(Data records)
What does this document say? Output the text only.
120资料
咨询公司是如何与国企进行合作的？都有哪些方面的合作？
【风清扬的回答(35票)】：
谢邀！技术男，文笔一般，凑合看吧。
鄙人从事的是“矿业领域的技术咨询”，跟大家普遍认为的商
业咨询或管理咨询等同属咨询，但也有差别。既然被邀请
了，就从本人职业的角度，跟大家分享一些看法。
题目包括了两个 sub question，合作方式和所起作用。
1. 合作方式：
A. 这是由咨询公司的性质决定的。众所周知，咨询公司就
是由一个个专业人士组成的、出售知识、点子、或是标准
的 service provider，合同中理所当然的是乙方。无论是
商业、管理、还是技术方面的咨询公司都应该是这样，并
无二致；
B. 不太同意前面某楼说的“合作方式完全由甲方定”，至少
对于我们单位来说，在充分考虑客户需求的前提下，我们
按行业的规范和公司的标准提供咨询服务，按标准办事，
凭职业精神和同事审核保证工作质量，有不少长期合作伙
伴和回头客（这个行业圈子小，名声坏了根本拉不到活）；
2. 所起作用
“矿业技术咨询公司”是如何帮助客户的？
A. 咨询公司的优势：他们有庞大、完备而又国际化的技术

● Exercise
Produce an exact copy of the whole listing.

● Output below
What does this document say? Output the text only.
120资料
咨询公司是如何与国企进行合作的？都有哪些方面的合作？
【风清扬的回答(35票)】：
谢邀！技术男，文笔一般，凑合看吧。
鄙人从事的是“矿业领域的技术咨询”，跟大家普遍认为的商
业咨询或管理咨询等同属咨询，但也有差别。既然被邀请
了，就从本人职业的角度，跟大家分享一些看法。
题目包括了两个 sub question，合作方式和所起作用。
1. 合作方式：
A. 这是由咨询公司的性质决定的。众所周知，咨询公司就
是由一个个专业人士组成的、出售知识、点子、或是标准
的 service provider，合同中理所当然的是乙方。无论是
商业、管理、还是技术方面的咨询公司都应该是这样，并
无二致；
B. 不太同意前面某楼说的“合作方式完全由甲方定”，至少
对于我们单位来说，在充分考虑客户需求的前提下，我们
按行业的规范和公司的标准提供咨询服务，按标准办事，
凭职业精神和同事审核保证工作质量，有不少长期合作伙
伴和回头客（这个行业圈子小，名声坏了根本拉不到活）；
2. 所起作用
“矿业技术咨询公司”是如何帮助客户的？
A. 咨询公司的优势：他们有庞大、完备而又国际化的技术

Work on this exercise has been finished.